Goal:
Please print every record below exactly as it appears.

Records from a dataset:

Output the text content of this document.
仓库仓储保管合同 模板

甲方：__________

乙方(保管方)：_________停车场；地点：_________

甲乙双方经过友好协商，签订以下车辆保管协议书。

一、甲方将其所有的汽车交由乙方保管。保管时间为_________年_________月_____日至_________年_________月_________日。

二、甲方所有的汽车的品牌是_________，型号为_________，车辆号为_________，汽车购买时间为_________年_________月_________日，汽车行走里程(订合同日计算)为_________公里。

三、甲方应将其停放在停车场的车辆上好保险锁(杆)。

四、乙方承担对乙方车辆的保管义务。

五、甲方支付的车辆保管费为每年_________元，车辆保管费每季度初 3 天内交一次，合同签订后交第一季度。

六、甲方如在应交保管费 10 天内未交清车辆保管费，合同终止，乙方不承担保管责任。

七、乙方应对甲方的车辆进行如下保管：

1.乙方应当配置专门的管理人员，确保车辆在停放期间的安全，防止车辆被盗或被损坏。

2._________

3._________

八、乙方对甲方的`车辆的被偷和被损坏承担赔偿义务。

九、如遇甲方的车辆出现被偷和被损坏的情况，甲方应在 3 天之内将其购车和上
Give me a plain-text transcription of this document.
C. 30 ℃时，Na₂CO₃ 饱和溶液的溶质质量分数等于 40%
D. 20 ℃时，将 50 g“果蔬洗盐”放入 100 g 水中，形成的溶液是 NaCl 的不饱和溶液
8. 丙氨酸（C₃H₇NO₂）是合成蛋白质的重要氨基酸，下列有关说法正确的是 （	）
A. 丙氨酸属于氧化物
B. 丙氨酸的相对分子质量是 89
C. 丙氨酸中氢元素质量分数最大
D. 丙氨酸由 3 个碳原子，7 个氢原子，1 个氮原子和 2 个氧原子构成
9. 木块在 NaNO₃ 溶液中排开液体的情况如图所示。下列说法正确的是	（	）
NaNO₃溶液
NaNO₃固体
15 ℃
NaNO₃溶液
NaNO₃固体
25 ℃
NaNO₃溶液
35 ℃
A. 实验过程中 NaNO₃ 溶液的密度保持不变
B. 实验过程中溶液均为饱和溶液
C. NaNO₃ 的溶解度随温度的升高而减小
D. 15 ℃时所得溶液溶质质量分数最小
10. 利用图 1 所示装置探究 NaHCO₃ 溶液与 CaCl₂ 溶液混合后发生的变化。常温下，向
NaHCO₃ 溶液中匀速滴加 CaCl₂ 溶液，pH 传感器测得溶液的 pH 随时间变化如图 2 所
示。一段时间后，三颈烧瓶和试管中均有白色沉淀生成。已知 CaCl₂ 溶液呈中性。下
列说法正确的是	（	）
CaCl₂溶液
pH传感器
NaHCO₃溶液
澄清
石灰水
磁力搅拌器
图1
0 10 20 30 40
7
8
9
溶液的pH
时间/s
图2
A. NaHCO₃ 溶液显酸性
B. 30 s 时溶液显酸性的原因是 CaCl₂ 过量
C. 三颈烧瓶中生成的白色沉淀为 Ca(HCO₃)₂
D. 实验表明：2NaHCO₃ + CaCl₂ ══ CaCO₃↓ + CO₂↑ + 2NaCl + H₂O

Correct result:
Output the text content of this document.
仓库仓储保管合同 模板

甲方：__________

乙方(保管方)：_________停车场；地点：_________

甲乙双方经过友好协商，签订以下车辆保管协议书。

一、甲方将其所有的汽车交由乙方保管。保管时间为_________年_________月_____日至_________年_________月_________日。

二、甲方所有的汽车的品牌是_________，型号为_________，车辆号为_________，汽车购买时间为_________年_________月_________日，汽车行走里程(订合同日计算)为_________公里。

三、甲方应将其停放在停车场的车辆上好保险锁(杆)。

四、乙方承担对乙方车辆的保管义务。

五、甲方支付的车辆保管费为每年_________元，车辆保管费每季度初 3 天内交一次，合同签订后交第一季度。

六、甲方如在应交保管费 10 天内未交清车辆保管费，合同终止，乙方不承担保管责任。

七、乙方应对甲方的车辆进行如下保管：

1.乙方应当配置专门的管理人员，确保车辆在停放期间的安全，防止车辆被盗或被损坏。

2._________

3._________

八、乙方对甲方的`车辆的被偷和被损坏承担赔偿义务。

九、如遇甲方的车辆出现被偷和被损坏的情况，甲方应在 3 天之内将其购车和上
Give me a plain-text transcription of this document.
C. 30 ℃时，Na₂CO₃ 饱和溶液的溶质质量分数等于 40%
D. 20 ℃时，将 50 g“果蔬洗盐”放入 100 g 水中，形成的溶液是 NaCl 的不饱和溶液
8. 丙氨酸（C₃H₇NO₂）是合成蛋白质的重要氨基酸，下列有关说法正确的是 （	）
A. 丙氨酸属于氧化物
B. 丙氨酸的相对分子质量是 89
C. 丙氨酸中氢元素质量分数最大
D. 丙氨酸由 3 个碳原子，7 个氢原子，1 个氮原子和 2 个氧原子构成
9. 木块在 NaNO₃ 溶液中排开液体的情况如图所示。下列说法正确的是	（	）
NaNO₃溶液
NaNO₃固体
15 ℃
NaNO₃溶液
NaNO₃固体
25 ℃
NaNO₃溶液
35 ℃
A. 实验过程中 NaNO₃ 溶液的密度保持不变
B. 实验过程中溶液均为饱和溶液
C. NaNO₃ 的溶解度随温度的升高而减小
D. 15 ℃时所得溶液溶质质量分数最小
10. 利用图 1 所示装置探究 NaHCO₃ 溶液与 CaCl₂ 溶液混合后发生的变化。常温下，向
NaHCO₃ 溶液中匀速滴加 CaCl₂ 溶液，pH 传感器测得溶液的 pH 随时间变化如图 2 所
示。一段时间后，三颈烧瓶和试管中均有白色沉淀生成。已知 CaCl₂ 溶液呈中性。下
列说法正确的是	（	）
CaCl₂溶液
pH传感器
NaHCO₃溶液
澄清
石灰水
磁力搅拌器
图1
0 10 20 30 40
7
8
9
溶液的pH
时间/s
图2
A. NaHCO₃ 溶液显酸性
B. 30 s 时溶液显酸性的原因是 CaCl₂ 过量
C. 三颈烧瓶中生成的白色沉淀为 Ca(HCO₃)₂
D. 实验表明：2NaHCO₃ + CaCl₂ ══ CaCO₃↓ + CO₂↑ + 2NaCl + H₂O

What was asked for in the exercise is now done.